**Description of the task**
Without the pictures, can you quote each line below exactly?

**Data provided**
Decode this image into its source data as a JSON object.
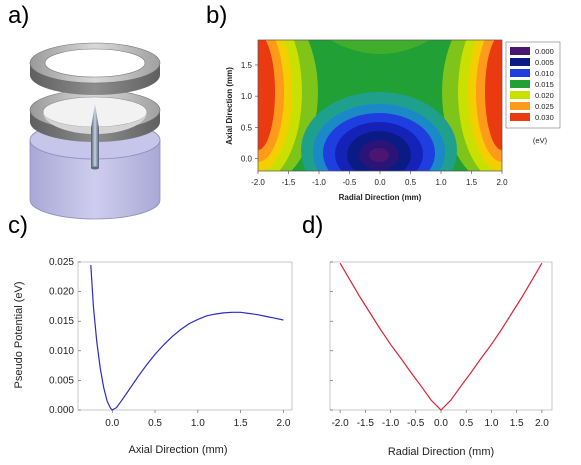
{
  "panels": {
    "a": "a)",
    "b": "b)",
    "c": "c)",
    "d": "d)"
  },
  "chart_data": [
    {
      "id": "b",
      "type": "heatmap",
      "title": "",
      "xlabel": "Radial Direction (mm)",
      "ylabel": "Axial Direction (mm)",
      "xlim": [
        -2.0,
        2.0
      ],
      "ylim": [
        -0.2,
        1.9
      ],
      "x_ticks": [
        "-2.0",
        "-1.5",
        "-1.0",
        "-0.5",
        "0.0",
        "0.5",
        "1.0",
        "1.5",
        "2.0"
      ],
      "y_ticks": [
        "0.0",
        "0.5",
        "1.0",
        "1.5"
      ],
      "legend": {
        "placement": "right",
        "unit": "(eV)",
        "levels": [
          {
            "label": "0.000",
            "color": "#4b1670"
          },
          {
            "label": "0.005",
            "color": "#0b1b86"
          },
          {
            "label": "0.010",
            "color": "#1e3ee0"
          },
          {
            "label": "0.015",
            "color": "#21a035"
          },
          {
            "label": "0.020",
            "color": "#c9e000"
          },
          {
            "label": "0.025",
            "color": "#ff9a1a"
          },
          {
            "label": "0.030",
            "color": "#ea3a10"
          }
        ]
      }
    },
    {
      "id": "c",
      "type": "line",
      "title": "",
      "xlabel": "Axial Direction (mm)",
      "ylabel": "Pseudo Potential (eV)",
      "xlim": [
        -0.4,
        2.1
      ],
      "ylim": [
        0.0,
        0.025
      ],
      "x_ticks": [
        "0.0",
        "0.5",
        "1.0",
        "1.5",
        "2.0"
      ],
      "y_ticks": [
        "0.000",
        "0.005",
        "0.010",
        "0.015",
        "0.020",
        "0.025"
      ],
      "color": "#2b2bc8",
      "x": [
        -0.25,
        -0.22,
        -0.18,
        -0.14,
        -0.1,
        -0.06,
        -0.02,
        0.0,
        0.05,
        0.1,
        0.2,
        0.3,
        0.4,
        0.5,
        0.6,
        0.7,
        0.8,
        0.9,
        1.0,
        1.1,
        1.2,
        1.3,
        1.4,
        1.5,
        1.6,
        1.7,
        1.8,
        1.9,
        2.0
      ],
      "y": [
        0.0245,
        0.0175,
        0.0115,
        0.007,
        0.0038,
        0.0015,
        0.0003,
        0.0,
        0.0004,
        0.0014,
        0.0035,
        0.0056,
        0.0076,
        0.0094,
        0.011,
        0.0124,
        0.0136,
        0.0146,
        0.0153,
        0.0159,
        0.0162,
        0.0164,
        0.0165,
        0.0165,
        0.0163,
        0.0161,
        0.0158,
        0.0155,
        0.0152
      ]
    },
    {
      "id": "d",
      "type": "line",
      "title": "",
      "xlabel": "Radial Direction (mm)",
      "ylabel": "",
      "xlim": [
        -2.2,
        2.2
      ],
      "ylim": [
        0.0,
        0.025
      ],
      "x_ticks": [
        "-2.0",
        "-1.5",
        "-1.0",
        "-0.5",
        "0.0",
        "0.5",
        "1.0",
        "1.5",
        "2.0"
      ],
      "color": "#d8233a",
      "x": [
        -2.0,
        -1.8,
        -1.6,
        -1.4,
        -1.2,
        -1.0,
        -0.8,
        -0.6,
        -0.4,
        -0.2,
        0.0,
        0.2,
        0.4,
        0.6,
        0.8,
        1.0,
        1.2,
        1.4,
        1.6,
        1.8,
        2.0
      ],
      "y": [
        0.0248,
        0.0219,
        0.019,
        0.0163,
        0.0136,
        0.0111,
        0.0088,
        0.0064,
        0.0041,
        0.0017,
        0.0,
        0.0017,
        0.0041,
        0.0064,
        0.0088,
        0.0111,
        0.0136,
        0.0163,
        0.019,
        0.0219,
        0.0248
      ]
    }
  ]
}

**Complete answer**
Decode this image into its source data as a JSON object.
{
  "panels": {
    "a": "a)",
    "b": "b)",
    "c": "c)",
    "d": "d)"
  },
  "chart_data": [
    {
      "id": "b",
      "type": "heatmap",
      "title": "",
      "xlabel": "Radial Direction (mm)",
      "ylabel": "Axial Direction (mm)",
      "xlim": [
        -2.0,
        2.0
      ],
      "ylim": [
        -0.2,
        1.9
      ],
      "x_ticks": [
        "-2.0",
        "-1.5",
        "-1.0",
        "-0.5",
        "0.0",
        "0.5",
        "1.0",
        "1.5",
        "2.0"
      ],
      "y_ticks": [
        "0.0",
        "0.5",
        "1.0",
        "1.5"
      ],
      "legend": {
        "placement": "right",
        "unit": "(eV)",
        "levels": [
          {
            "label": "0.000",
            "color": "#4b1670"
          },
          {
            "label": "0.005",
            "color": "#0b1b86"
          },
          {
            "label": "0.010",
            "color": "#1e3ee0"
          },
          {
            "label": "0.015",
            "color": "#21a035"
          },
          {
            "label": "0.020",
            "color": "#c9e000"
          },
          {
            "label": "0.025",
            "color": "#ff9a1a"
          },
          {
            "label": "0.030",
            "color": "#ea3a10"
          }
        ]
      }
    },
    {
      "id": "c",
      "type": "line",
      "title": "",
      "xlabel": "Axial Direction (mm)",
      "ylabel": "Pseudo Potential (eV)",
      "xlim": [
        -0.4,
        2.1
      ],
      "ylim": [
        0.0,
        0.025
      ],
      "x_ticks": [
        "0.0",
        "0.5",
        "1.0",
        "1.5",
        "2.0"
      ],
      "y_ticks": [
        "0.000",
        "0.005",
        "0.010",
        "0.015",
        "0.020",
        "0.025"
      ],
      "color": "#2b2bc8",
      "x": [
        -0.25,
        -0.22,
        -0.18,
        -0.14,
        -0.1,
        -0.06,
        -0.02,
        0.0,
        0.05,
        0.1,
        0.2,
        0.3,
        0.4,
        0.5,
        0.6,
        0.7,
        0.8,
        0.9,
        1.0,
        1.1,
        1.2,
        1.3,
        1.4,
        1.5,
        1.6,
        1.7,
        1.8,
        1.9,
        2.0
      ],
      "y": [
        0.0245,
        0.0175,
        0.0115,
        0.007,
        0.0038,
        0.0015,
        0.0003,
        0.0,
        0.0004,
        0.0014,
        0.0035,
        0.0056,
        0.0076,
        0.0094,
        0.011,
        0.0124,
        0.0136,
        0.0146,
        0.0153,
        0.0159,
        0.0162,
        0.0164,
        0.0165,
        0.0165,
        0.0163,
        0.0161,
        0.0158,
        0.0155,
        0.0152
      ]
    },
    {
      "id": "d",
      "type": "line",
      "title": "",
      "xlabel": "Radial Direction (mm)",
      "ylabel": "",
      "xlim": [
        -2.2,
        2.2
      ],
      "ylim": [
        0.0,
        0.025
      ],
      "x_ticks": [
        "-2.0",
        "-1.5",
        "-1.0",
        "-0.5",
        "0.0",
        "0.5",
        "1.0",
        "1.5",
        "2.0"
      ],
      "color": "#d8233a",
      "x": [
        -2.0,
        -1.8,
        -1.6,
        -1.4,
        -1.2,
        -1.0,
        -0.8,
        -0.6,
        -0.4,
        -0.2,
        0.0,
        0.2,
        0.4,
        0.6,
        0.8,
        1.0,
        1.2,
        1.4,
        1.6,
        1.8,
        2.0
      ],
      "y": [
        0.0248,
        0.0219,
        0.019,
        0.0163,
        0.0136,
        0.0111,
        0.0088,
        0.0064,
        0.0041,
        0.0017,
        0.0,
        0.0017,
        0.0041,
        0.0064,
        0.0088,
        0.0111,
        0.0136,
        0.0163,
        0.019,
        0.0219,
        0.0248
      ]
    }
  ]
}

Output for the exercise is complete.